### [Given request]
Repeat the records below exactly, leaving out any pictures.

Dataset records
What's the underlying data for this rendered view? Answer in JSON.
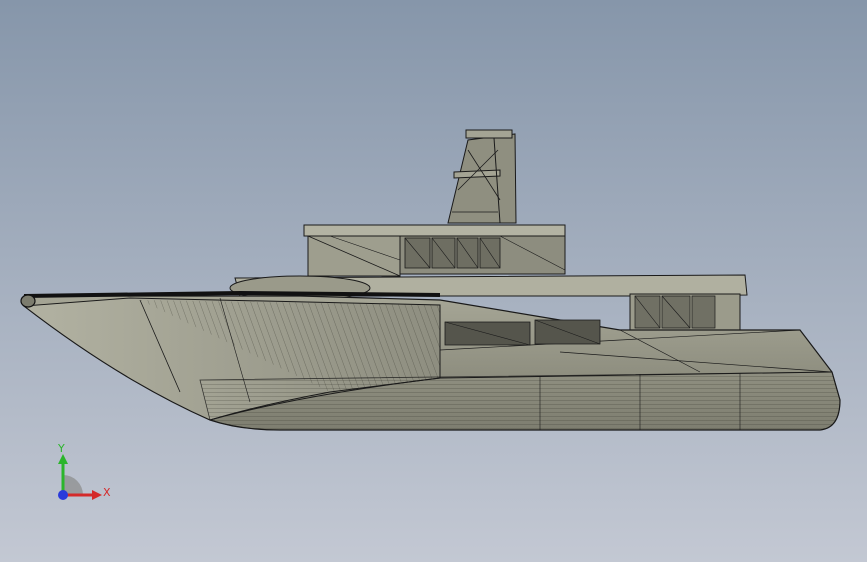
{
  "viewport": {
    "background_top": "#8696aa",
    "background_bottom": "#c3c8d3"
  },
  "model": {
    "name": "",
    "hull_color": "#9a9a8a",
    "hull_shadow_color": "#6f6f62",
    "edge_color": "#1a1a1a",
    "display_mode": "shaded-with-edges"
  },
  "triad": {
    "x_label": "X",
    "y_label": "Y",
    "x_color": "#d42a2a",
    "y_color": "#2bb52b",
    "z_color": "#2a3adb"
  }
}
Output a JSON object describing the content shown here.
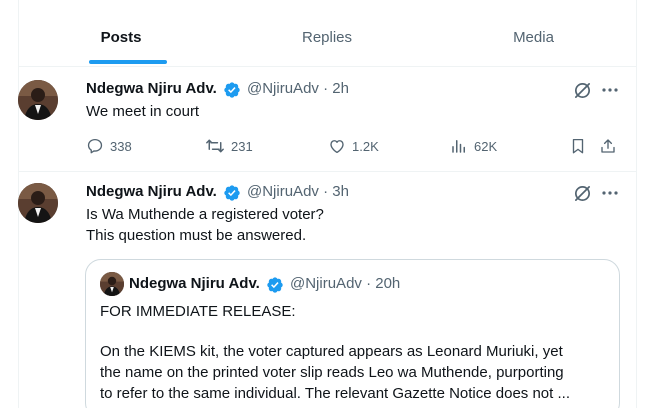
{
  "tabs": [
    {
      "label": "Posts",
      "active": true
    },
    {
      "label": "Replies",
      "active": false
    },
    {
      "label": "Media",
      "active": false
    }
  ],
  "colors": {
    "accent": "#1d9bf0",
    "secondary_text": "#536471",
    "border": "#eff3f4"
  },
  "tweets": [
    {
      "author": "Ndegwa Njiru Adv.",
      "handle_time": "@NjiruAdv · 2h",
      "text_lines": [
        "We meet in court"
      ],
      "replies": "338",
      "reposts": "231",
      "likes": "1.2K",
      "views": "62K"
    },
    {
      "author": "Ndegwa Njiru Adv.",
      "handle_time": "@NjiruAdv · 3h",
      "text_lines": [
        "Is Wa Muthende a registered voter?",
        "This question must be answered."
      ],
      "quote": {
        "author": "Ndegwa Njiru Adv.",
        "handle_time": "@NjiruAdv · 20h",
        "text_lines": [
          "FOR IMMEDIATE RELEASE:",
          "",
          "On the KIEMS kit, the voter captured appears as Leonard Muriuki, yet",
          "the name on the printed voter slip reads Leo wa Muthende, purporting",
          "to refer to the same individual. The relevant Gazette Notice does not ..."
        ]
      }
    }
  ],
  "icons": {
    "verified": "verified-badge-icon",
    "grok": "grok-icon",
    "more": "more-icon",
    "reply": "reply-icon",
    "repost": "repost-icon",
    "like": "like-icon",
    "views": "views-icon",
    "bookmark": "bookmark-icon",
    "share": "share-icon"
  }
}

### [Answer to this task]
What's the underlying data for this rendered view? Answer in JSON.
{
  "viewport": {
    "background_top": "#8696aa",
    "background_bottom": "#c3c8d3"
  },
  "model": {
    "name": "",
    "hull_color": "#9a9a8a",
    "hull_shadow_color": "#6f6f62",
    "edge_color": "#1a1a1a",
    "display_mode": "shaded-with-edges"
  },
  "triad": {
    "x_label": "X",
    "y_label": "Y",
    "x_color": "#d42a2a",
    "y_color": "#2bb52b",
    "z_color": "#2a3adb"
  }
}
Output a JSON object describing the content shown here.
{
  "tabs": [
    {
      "label": "Posts",
      "active": true
    },
    {
      "label": "Replies",
      "active": false
    },
    {
      "label": "Media",
      "active": false
    }
  ],
  "colors": {
    "accent": "#1d9bf0",
    "secondary_text": "#536471",
    "border": "#eff3f4"
  },
  "tweets": [
    {
      "author": "Ndegwa Njiru Adv.",
      "handle_time": "@NjiruAdv · 2h",
      "text_lines": [
        "We meet in court"
      ],
      "replies": "338",
      "reposts": "231",
      "likes": "1.2K",
      "views": "62K"
    },
    {
      "author": "Ndegwa Njiru Adv.",
      "handle_time": "@NjiruAdv · 3h",
      "text_lines": [
        "Is Wa Muthende a registered voter?",
        "This question must be answered."
      ],
      "quote": {
        "author": "Ndegwa Njiru Adv.",
        "handle_time": "@NjiruAdv · 20h",
        "text_lines": [
          "FOR IMMEDIATE RELEASE:",
          "",
          "On the KIEMS kit, the voter captured appears as Leonard Muriuki, yet",
          "the name on the printed voter slip reads Leo wa Muthende, purporting",
          "to refer to the same individual. The relevant Gazette Notice does not ..."
        ]
      }
    }
  ],
  "icons": {
    "verified": "verified-badge-icon",
    "grok": "grok-icon",
    "more": "more-icon",
    "reply": "reply-icon",
    "repost": "repost-icon",
    "like": "like-icon",
    "views": "views-icon",
    "bookmark": "bookmark-icon",
    "share": "share-icon"
  }
}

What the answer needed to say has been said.